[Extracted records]
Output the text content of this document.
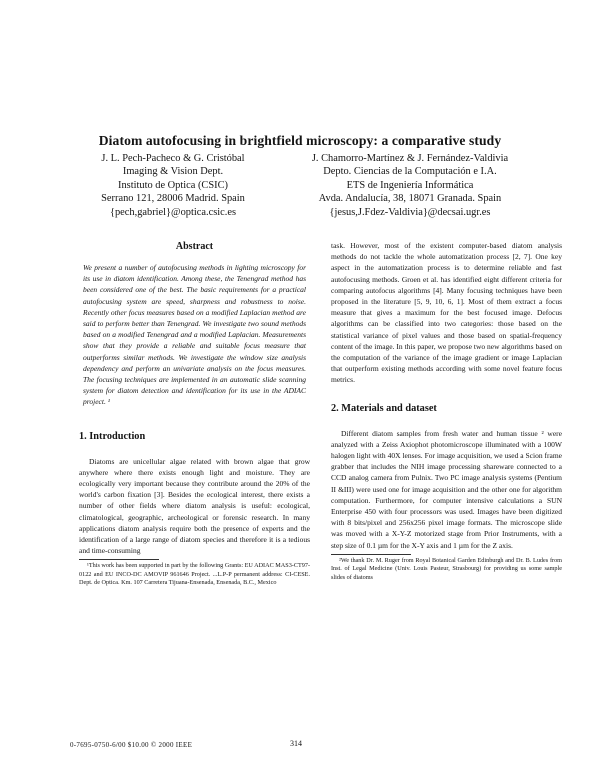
Diatom autofocusing in brightfield microscopy: a comparative study
J. L. Pech-Pacheco & G. Cristóbal
Imaging & Vision Dept.
Instituto de Optica (CSIC)
Serrano 121, 28006 Madrid. Spain
{pech,gabriel}@optica.csic.es
J. Chamorro-Martínez & J. Fernández-Valdivia
Depto. Ciencias de la Computación e I.A.
ETS de Ingeniería Informática
Avda. Andalucía, 38, 18071 Granada. Spain
{jesus,J.Fdez-Valdivia}@decsai.ugr.es
Abstract

We present a number of autofocusing methods in lighting microscopy for its use in diatom identification. Among these, the Tenengrad method has been considered one of the best. The basic requirements for a practical autofocusing system are speed, sharpness and robustness to noise. Recently other focus measures based on a modified Laplacian method are said to perform better than Tenengrad. We investigate two sound methods based on a modified Tenengrad and a modified Laplacian. Measurements show that they provide a reliable and suitable focus measure that outperforms similar methods. We investigate the window size analysis dependency and perform an univariate analysis on the focus measures. The focusing techniques are implemented in an automatic slide scanning system for diatom detection and identification for its use in the ADIAC project. ¹

1. Introduction

Diatoms are unicellular algae related with brown algae that grow anywhere where there exists enough light and moisture. They are ecologically very important because they contribute around the 20% of the world's carbon fixation [3]. Besides the ecological interest, there exists a number of other fields where diatom analysis is useful: ecological, climatological, geographic, archeological or forensic research. In many applications diatom analysis require both the presence of experts and the identification of a large range of diatom species and therefore it is a tedious and time-consuming

¹This work has been supported in part by the following Grants: EU ADIAC MAS3-CT97-0122 and EU INCO-DC AMOVIP 961646 Project. ...L.P-P permanent address: CI-CESE. Dept. de Optica. Km. 107 Carretera Tijuana-Ensenada, Ensenada, B.C., Mexico

task. However, most of the existent computer-based diatom analysis methods do not tackle the whole automatization process [2, 7]. One key aspect in the automatization process is to determine reliable and fast autofocusing methods. Groen et al. has identified eight different criteria for comparing autofocus algorithms [4]. Many focusing techniques have been proposed in the literature [5, 9, 10, 6, 1]. Most of them extract a focus measure that gives a maximum for the best focused image. Defocus algorithms can be classified into two categories: those based on the statistical variance of pixel values and those based on spatial-frequency content of the image. In this paper, we propose two new algorithms based on the computation of the variance of the image gradient or image Laplacian that outperform existing methods according with some novel feature focus metrics.

2. Materials and dataset

Different diatom samples from fresh water and human tissue ² were analyzed with a Zeiss Axiophot photomicroscope illuminated with a 100W halogen light with 40X lenses. For image acquisition, we used a Scion frame grabber that includes the NIH image processing shareware connected to a CCD analog camera from Pulnix. Two PC image analysis systems (Pentium II &III) were used one for image acquisition and the other one for algorithm computation. Furthermore, for computer intensive calculations a SUN Enterprise 450 with four processors was used. Images have been digitized with 8 bits/pixel and 256x256 pixel image formats. The microscope slide was moved with a X-Y-Z motorized stage from Prior Instruments, with a step size of 0.1 µm for the X-Y axis and 1 µm for the Z axis.

²We thank Dr. M. Ruger from Royal Botanical Garden Edinburgh and Dr. B. Ludes from Inst. of Legal Medicine (Univ. Louis Pasteur, Strasbourg) for providing us some sample slides of diatoms

0-7695-0750-6/00 $10.00 © 2000 IEEE	314
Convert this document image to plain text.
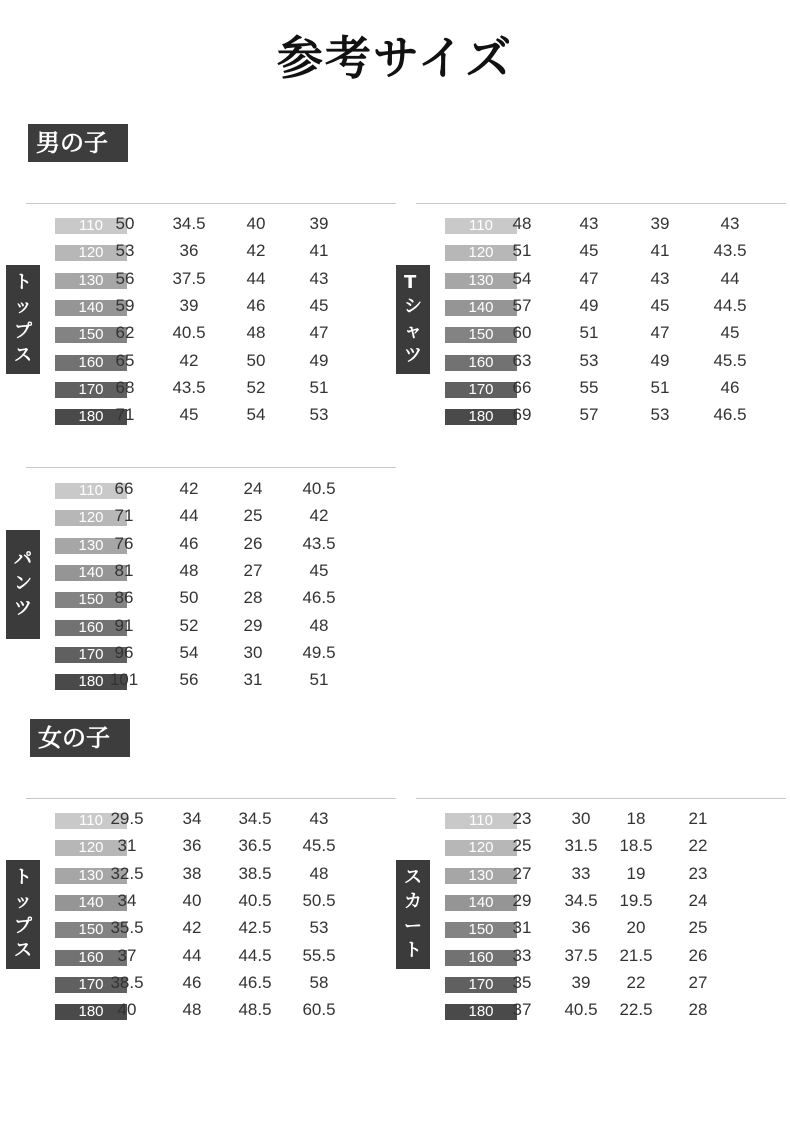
参考サイズ
男の子
ト
ッ
プ
ス
110 50	34.5	40	39
120 53	36	42	41
130 56	37.5	44	43
140 59	39	46	45
150 62	40.5	48	47
160 65	42	50	49
170 68	43.5	52	51
180 71	45	54	53
T
シ
ャ
ツ
110	48	43	39	43
120	51	45	41	43.5
130	54	47	43	44
140	57	49	45	44.5
150	60	51	47	45
160	63	53	49	45.5
170	66	55	51	46
180	69	57	53	46.5
パ
ン
ツ
110 66	42	24	40.5
120 71	44	25	42
130 76	46	26	43.5
140 81	48	27	45
150 86	50	28	46.5
160 91	52	29	48
170 96	54	30	49.5
180 101	56	31	51
女の子
ト
ッ
プ
ス
110 29.5	34	34.5	43
120 31	36	36.5	45.5
130 32.5	38	38.5	48
140 34	40	40.5	50.5
150 35.5	42	42.5	53
160 37	44	44.5	55.5
170 38.5	46	46.5	58
180 40	48	48.5	60.5
ス
カ
ー
ト
110	23	30	18	21
120	25	31.5	18.5	22
130	27	33	19	23
140	29	34.5	19.5	24
150	31	36	20	25
160	33	37.5	21.5	26
170	35	39	22	27
180	37	40.5	22.5	28
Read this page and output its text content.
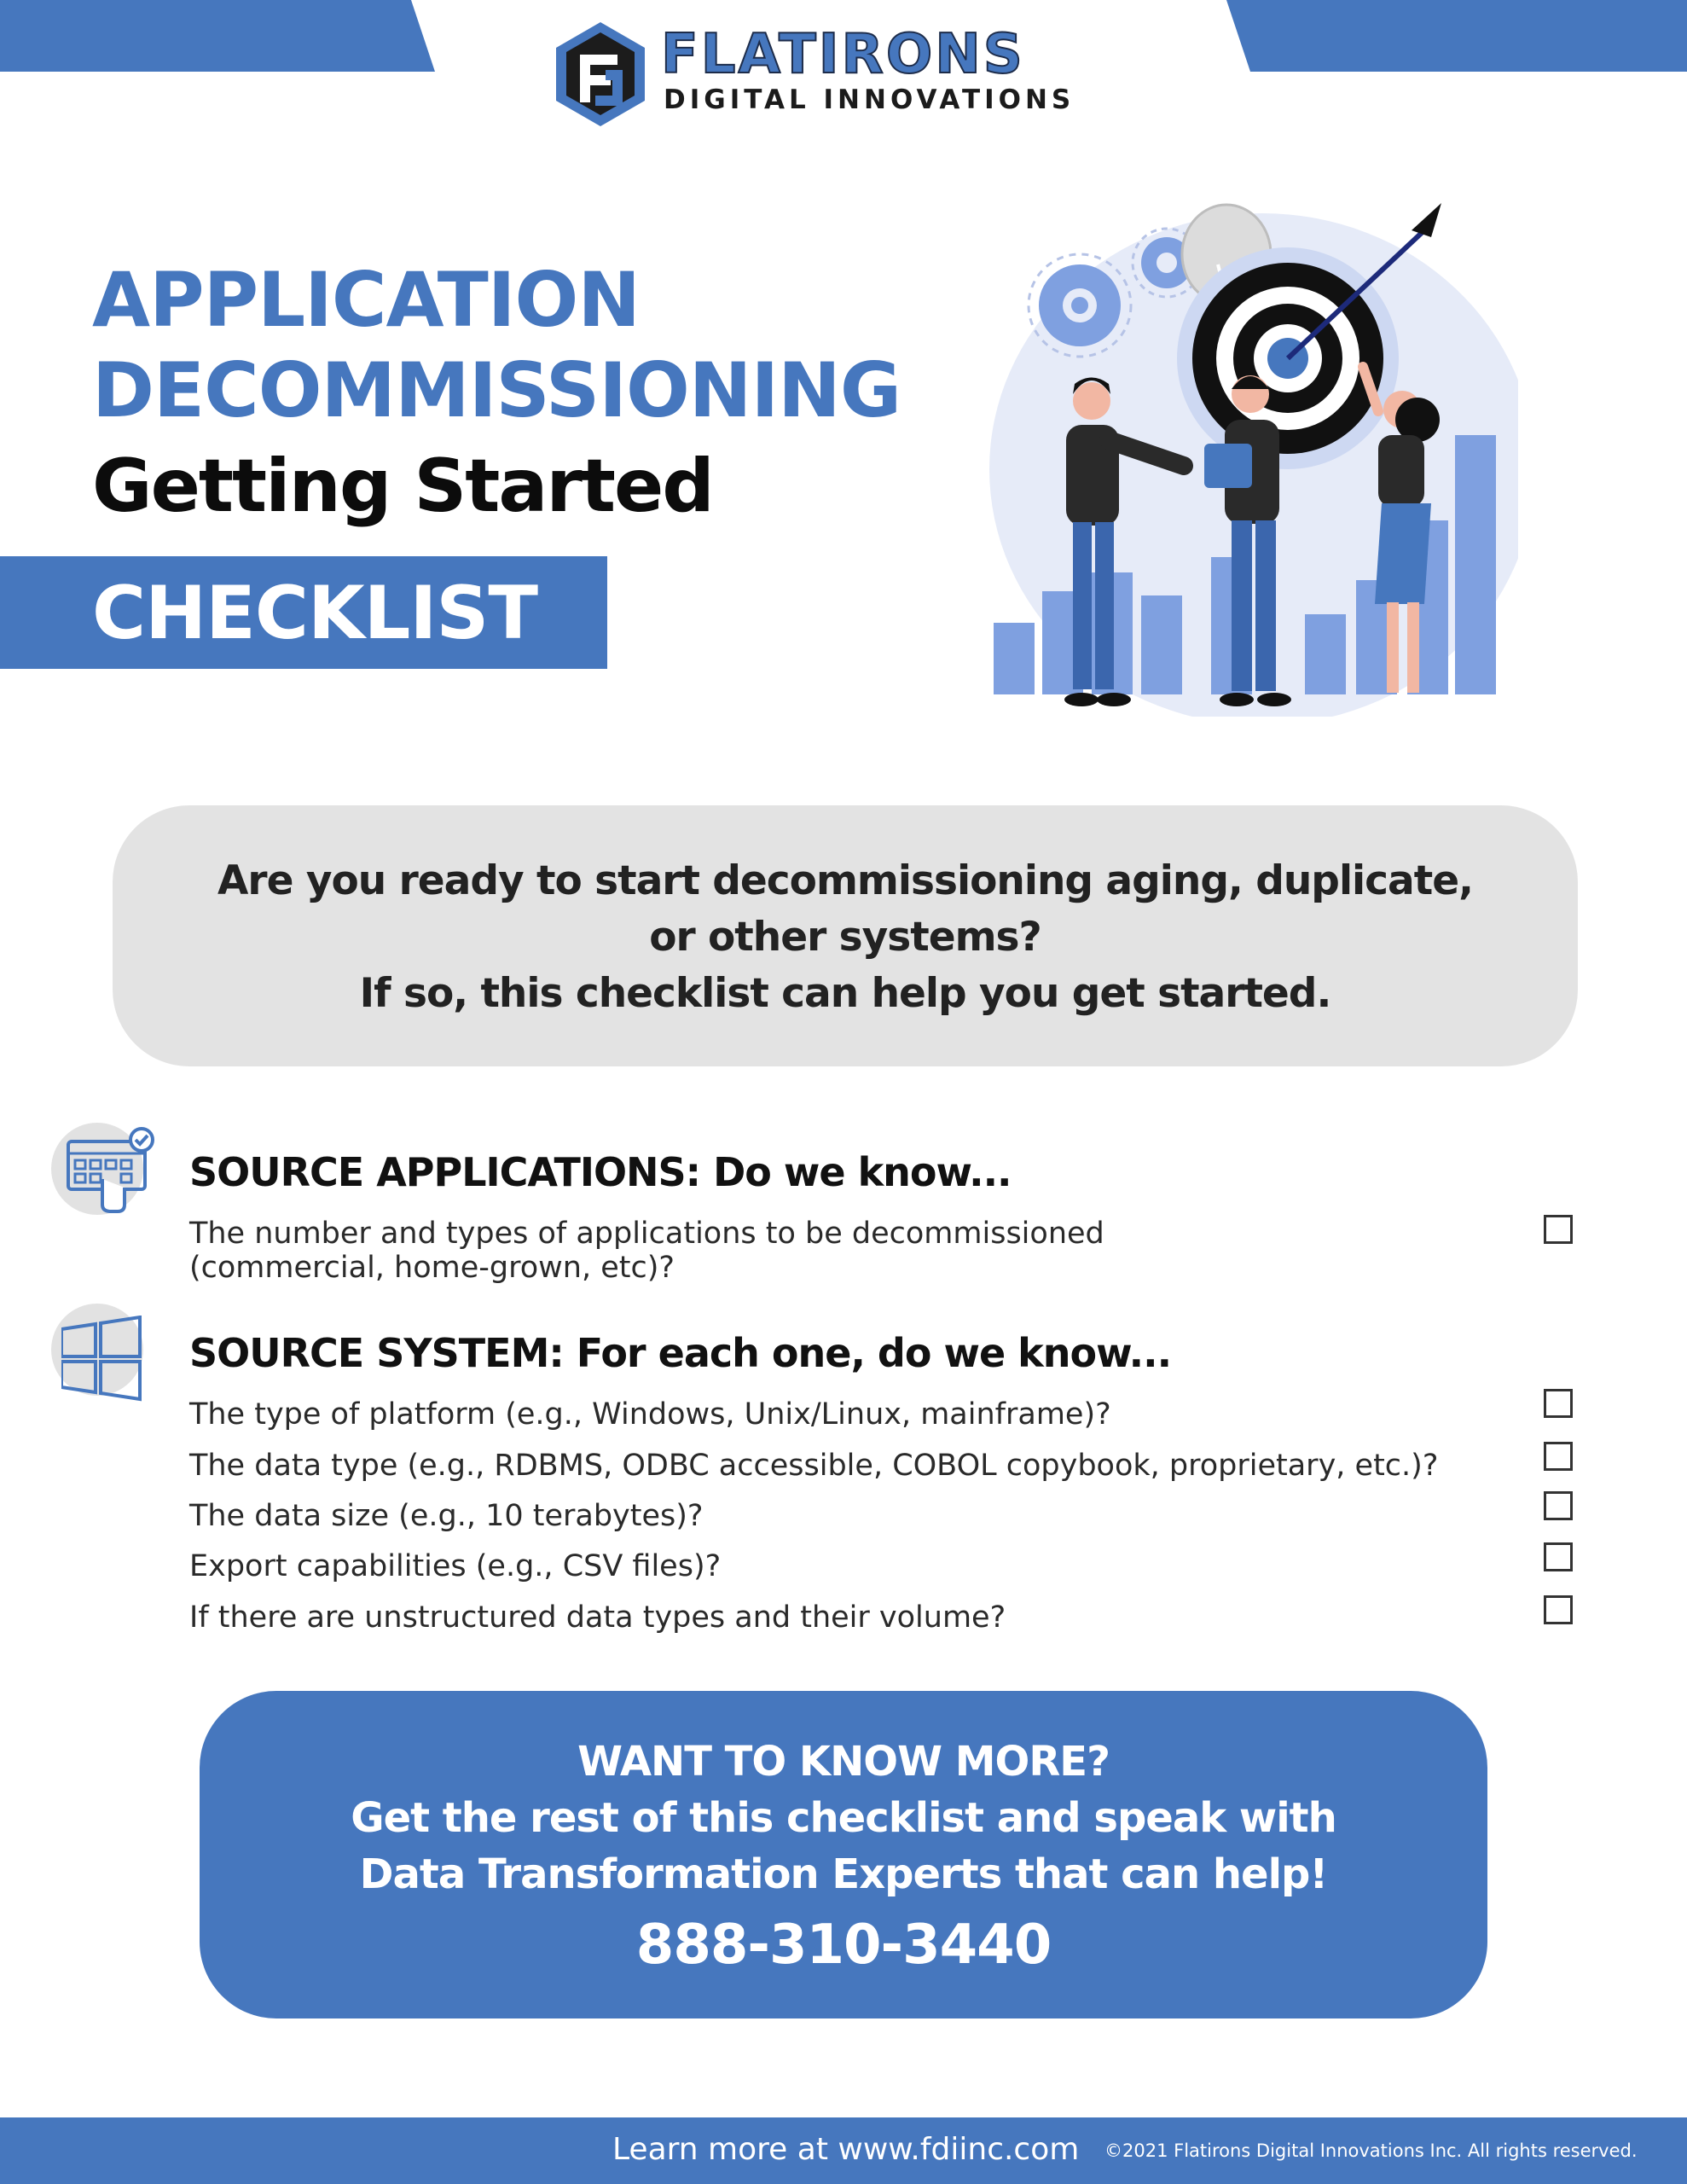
FLATIRONS
DIGITAL INNOVATIONS
APPLICATION
DECOMMISSIONING
Getting Started
CHECKLIST
Are you ready to start decommissioning aging, duplicate,
or other systems?
If so, this checklist can help you get started.
SOURCE APPLICATIONS: Do we know...
The number and types of applications to be decommissioned
(commercial, home-grown, etc)?
SOURCE SYSTEM: For each one, do we know...
The type of platform (e.g., Windows, Unix/Linux, mainframe)?
The data type (e.g., RDBMS, ODBC accessible, COBOL copybook, proprietary, etc.)?
The data size (e.g., 10 terabytes)?
Export capabilities (e.g., CSV files)?
If there are unstructured data types and their volume?
WANT TO KNOW MORE?
Get the rest of this checklist and speak with
Data Transformation Experts that can help!
888-310-3440
Learn more at www.fdiinc.com ©2021 Flatirons Digital Innovations Inc. All rights reserved.
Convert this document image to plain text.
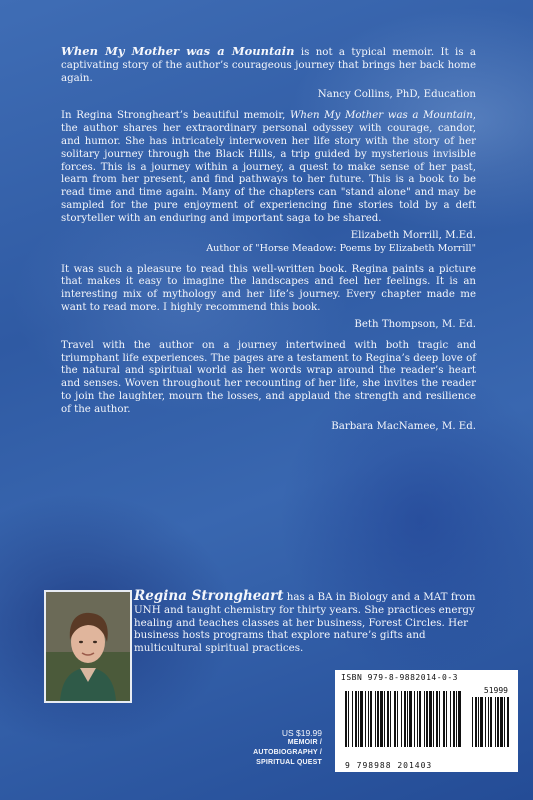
When My Mother was a Mountain is not a typical memoir. It is a captivating story of the author’s courageous journey that brings her back home again.

Nancy Collins, PhD, Education

In Regina Strongheart’s beautiful memoir, When My Mother was a Mountain, the author shares her extraordinary personal odyssey with courage, candor, and humor. She has intricately interwoven her life story with the story of her solitary journey through the Black Hills, a trip guided by mysterious invisible forces. This is a journey within a journey, a quest to make sense of her past, learn from her present, and find pathways to her future. This is a book to be read time and time again. Many of the chapters can "stand alone" and may be sampled for the pure enjoyment of experiencing fine stories told by a deft storyteller with an enduring and important saga to be shared.

Elizabeth Morrill, M.Ed.
Author of "Horse Meadow: Poems by Elizabeth Morrill"

It was such a pleasure to read this well-written book. Regina paints a picture that makes it easy to imagine the landscapes and feel her feelings. It is an interesting mix of mythology and her life’s journey. Every chapter made me want to read more. I highly recommend this book.

Beth Thompson, M. Ed.

Travel with the author on a journey intertwined with both tragic and triumphant life experiences. The pages are a testament to Regina’s deep love of the natural and spiritual world as her words wrap around the reader’s heart and senses. Woven throughout her recounting of her life, she invites the reader to join the laughter, mourn the losses, and applaud the strength and resilience of the author.

Barbara MacNamee, M. Ed.

Regina Strongheart has a BA in Biology and a MAT from UNH and taught chemistry for thirty years. She practices energy healing and teaches classes at her business, Forest Circles. Her business hosts programs that explore nature’s gifts and multicultural spiritual practices.

US $19.99
MEMOIR /
AUTOBIOGRAPHY /
SPIRITUAL QUEST
ISBN 979-8-9882014-0-3
51999
9 798988 201403
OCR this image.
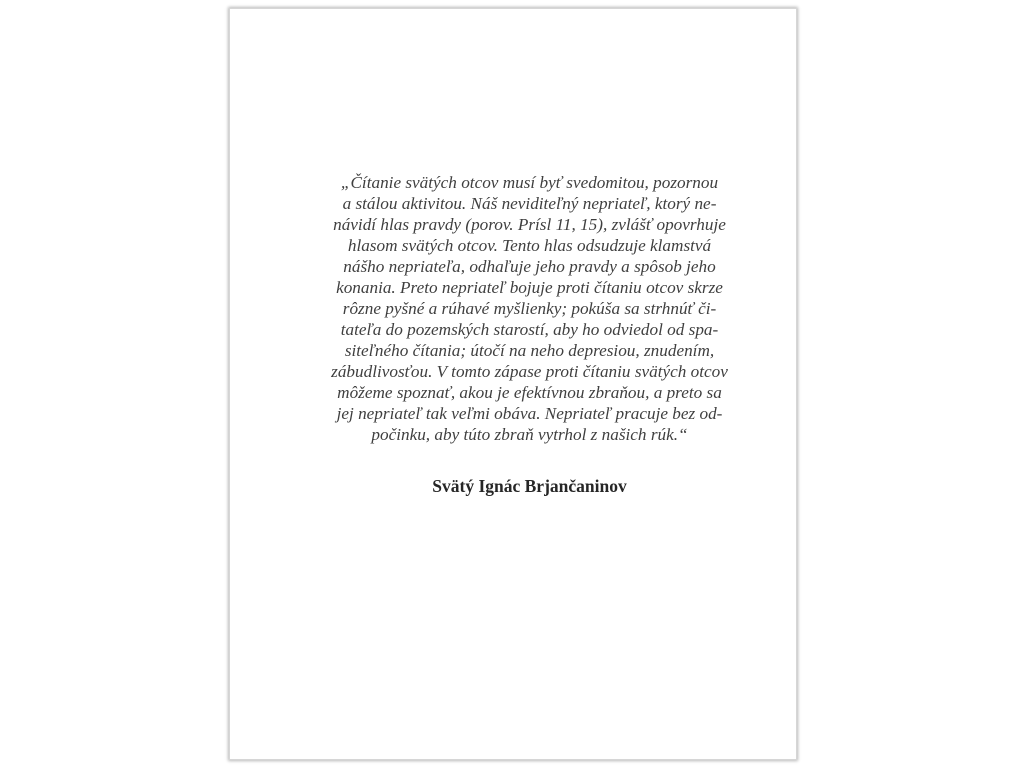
„Čítanie svätých otcov musí byť svedomitou, pozornou
a stálou aktivitou. Náš neviditeľný nepriateľ, ktorý ne-
návidí hlas pravdy (porov. Prísl 11, 15), zvlášť opovrhuje
hlasom svätých otcov. Tento hlas odsudzuje klamstvá
nášho nepriateľa, odhaľuje jeho pravdy a spôsob jeho
konania. Preto nepriateľ bojuje proti čítaniu otcov skrze
rôzne pyšné a rúhavé myšlienky; pokúša sa strhnúť či-
tateľa do pozemských starostí, aby ho odviedol od spa-
siteľného čítania; útočí na neho depresiou, znudením,
zábudlivosťou. V tomto zápase proti čítaniu svätých otcov
môžeme spoznať, akou je efektívnou zbraňou, a preto sa
jej nepriateľ tak veľmi obáva. Nepriateľ pracuje bez od-
počinku, aby túto zbraň vytrhol z našich rúk.“

Svätý Ignác Brjančaninov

▶ _TASK TO CARRY OUT_:
Set out every line from the material that contains the string "hlas".

▶ _RESPONSE_:
návidí hlas pravdy (porov. Prísl 11, 15), zvlášť opovrhuje
hlasom svätých otcov. Tento hlas odsudzuje klamstvá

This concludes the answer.